[Written task] Search the data for the word "smiling" and copy every line where it occurs.

[Supplied information]
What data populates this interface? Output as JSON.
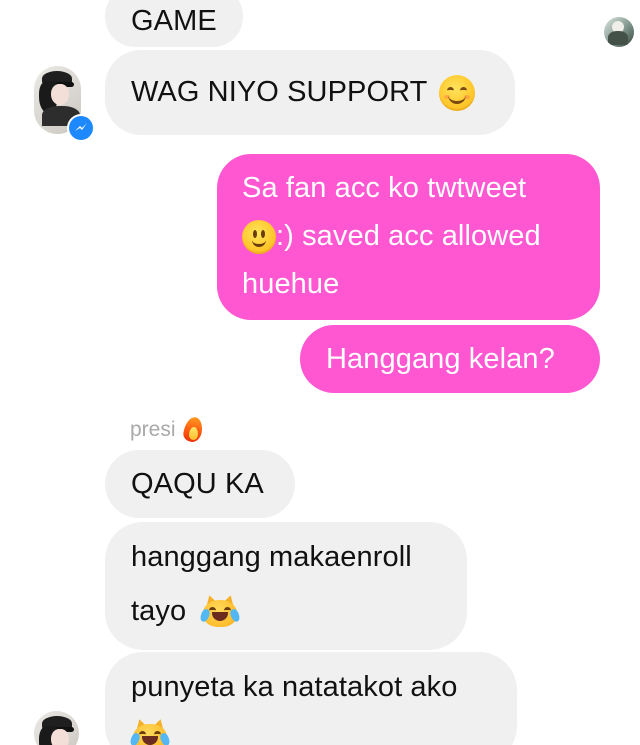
{
  "colors": {
    "incoming_bubble": "#f0f0f0",
    "outgoing_bubble": "#ff57d2",
    "sender_name": "#a9a9a9",
    "messenger_badge": "#1e88ff"
  },
  "messages": [
    {
      "side": "incoming",
      "lines": [
        "GAME"
      ]
    },
    {
      "side": "incoming",
      "lines": [
        "WAG NIYO SUPPORT"
      ],
      "emoji": "smiling-face-icon"
    },
    {
      "side": "outgoing",
      "lines": [
        "Sa fan acc ko twtweet",
        ":) saved acc allowed",
        "huehue"
      ],
      "emoji": "slightly-smiling-face-icon"
    },
    {
      "side": "outgoing",
      "lines": [
        "Hanggang kelan?"
      ]
    },
    {
      "side": "incoming",
      "sender": "presi",
      "sender_emoji": "fire-icon",
      "lines": [
        "QAQU KA"
      ]
    },
    {
      "side": "incoming",
      "lines": [
        "hanggang makaenroll",
        "tayo"
      ],
      "emoji": "cat-tears-of-joy-icon"
    },
    {
      "side": "incoming",
      "lines": [
        "punyeta ka natatakot ako"
      ],
      "emoji": "cat-tears-of-joy-icon"
    }
  ]
}
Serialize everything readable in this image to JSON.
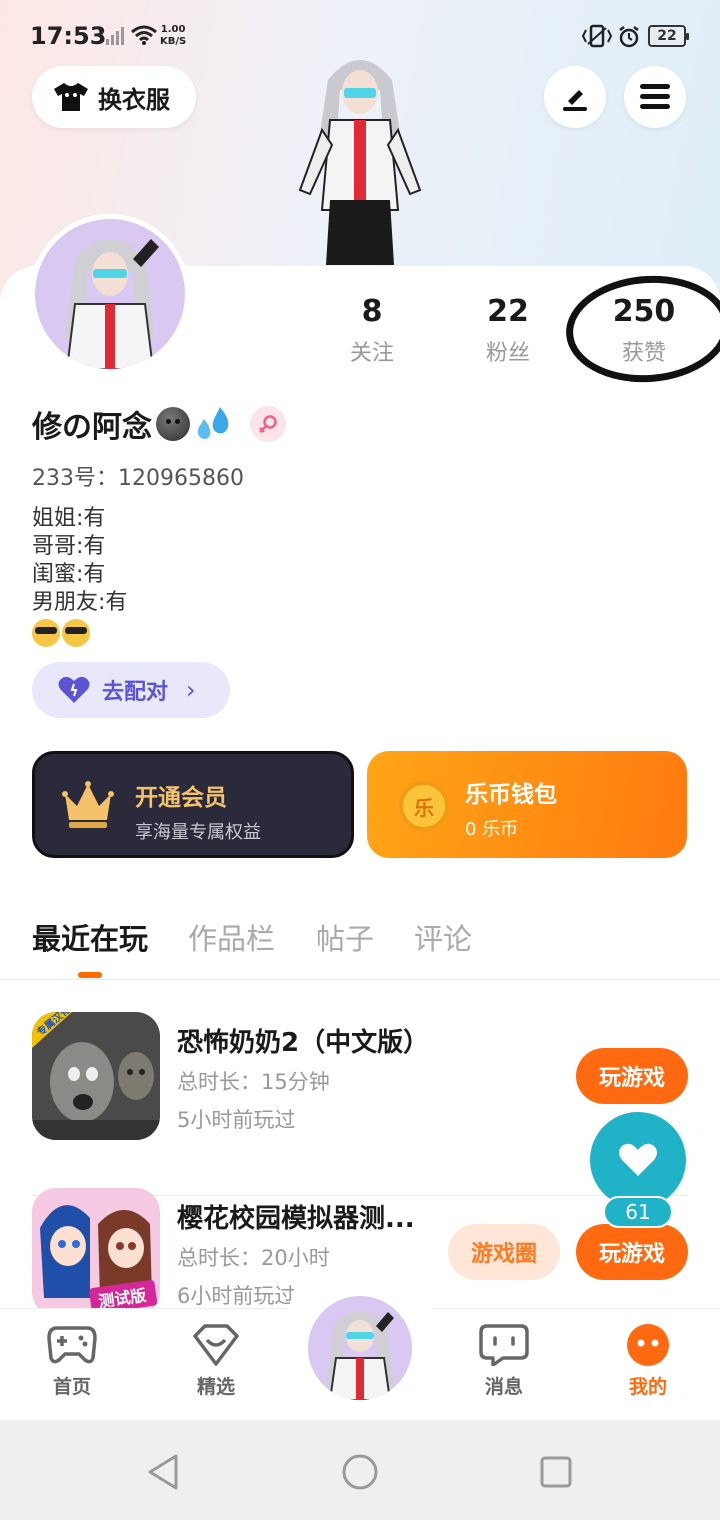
{
  "status_bar": {
    "time": "17:53",
    "net_speed_value": "1.00",
    "net_speed_unit": "KB/S",
    "battery": "22"
  },
  "header": {
    "outfit_label": "换衣服"
  },
  "stats": [
    {
      "value": "8",
      "label": "关注"
    },
    {
      "value": "22",
      "label": "粉丝"
    },
    {
      "value": "250",
      "label": "获赞"
    }
  ],
  "profile": {
    "nickname": "修の阿念",
    "uid": "233号：120965860",
    "bio_lines": [
      "姐姐:有",
      "哥哥:有",
      "闺蜜:有",
      "男朋友:有"
    ]
  },
  "match": {
    "label": "去配对"
  },
  "vip": {
    "title": "开通会员",
    "subtitle": "享海量专属权益"
  },
  "wallet": {
    "coin_glyph": "乐",
    "title": "乐币钱包",
    "subtitle": "0 乐币"
  },
  "tabs": [
    "最近在玩",
    "作品栏",
    "帖子",
    "评论"
  ],
  "games": [
    {
      "title": "恐怖奶奶2（中文版）",
      "duration": "总时长：15分钟",
      "last_played": "5小时前玩过",
      "icon_badge": "专属汉化",
      "play_label": "玩游戏"
    },
    {
      "title": "樱花校园模拟器测...",
      "duration": "总时长：20小时",
      "last_played": "6小时前玩过",
      "icon_badge": "测试版",
      "circle_label": "游戏圈",
      "play_label": "玩游戏"
    }
  ],
  "like_float": {
    "count": "61"
  },
  "bottom_nav": [
    {
      "label": "首页"
    },
    {
      "label": "精选"
    },
    {
      "label": "消息"
    },
    {
      "label": "我的"
    }
  ],
  "colors": {
    "accent": "#ff6a10",
    "match": "#5b55d6",
    "vip_gold": "#f3c26b",
    "like_teal": "#20b2c6"
  }
}
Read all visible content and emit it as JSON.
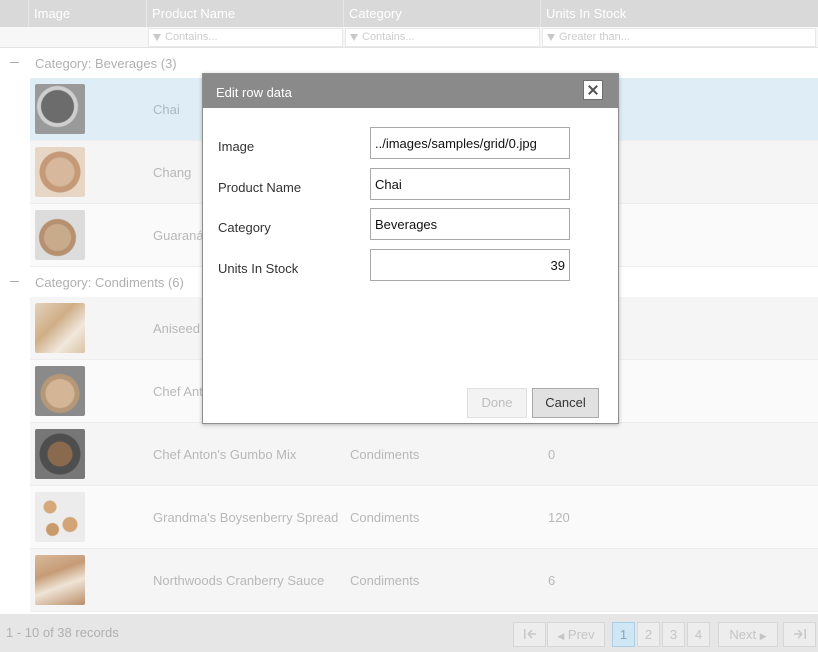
{
  "grid": {
    "columns": [
      "Image",
      "Product Name",
      "Category",
      "Units In Stock"
    ],
    "filters": [
      "Contains...",
      "Contains...",
      "Greater than..."
    ],
    "groups": [
      {
        "label": "Category: Beverages (3)",
        "rows": [
          {
            "name": "Chai",
            "category": "",
            "units": ""
          },
          {
            "name": "Chang",
            "category": "",
            "units": ""
          },
          {
            "name": "Guaraná",
            "category": "",
            "units": ""
          }
        ]
      },
      {
        "label": "Category: Condiments (6)",
        "rows": [
          {
            "name": "Aniseed",
            "category": "",
            "units": ""
          },
          {
            "name": "Chef Ant",
            "category": "",
            "units": ""
          },
          {
            "name": "Chef Anton's Gumbo Mix",
            "category": "Condiments",
            "units": "0"
          },
          {
            "name": "Grandma's Boysenberry Spread",
            "category": "Condiments",
            "units": "120"
          },
          {
            "name": "Northwoods Cranberry Sauce",
            "category": "Condiments",
            "units": "6"
          }
        ]
      }
    ]
  },
  "pager": {
    "count": "1 - 10 of 38 records",
    "first_icon": "first-page-icon",
    "prev": "Prev",
    "pages": [
      "1",
      "2",
      "3",
      "4"
    ],
    "active_page": "1",
    "next": "Next",
    "last_icon": "last-page-icon"
  },
  "dialog": {
    "title": "Edit row data",
    "close_icon": "close-icon",
    "fields": {
      "image": {
        "label": "Image",
        "value": "../images/samples/grid/0.jpg"
      },
      "product_name": {
        "label": "Product Name",
        "value": "Chai"
      },
      "category": {
        "label": "Category",
        "value": "Beverages"
      },
      "units_in_stock": {
        "label": "Units In Stock",
        "value": "39"
      }
    },
    "done_label": "Done",
    "cancel_label": "Cancel"
  },
  "colors": {
    "header_bg": "#d9d9d9",
    "dialog_title_bg": "#8a8a8a",
    "selected_row": "#dfeef6",
    "active_page": "#cfe6f4"
  }
}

[Task answer]
      "emoji": "smiling-face-icon"
      "emoji": "slightly-smiling-face-icon"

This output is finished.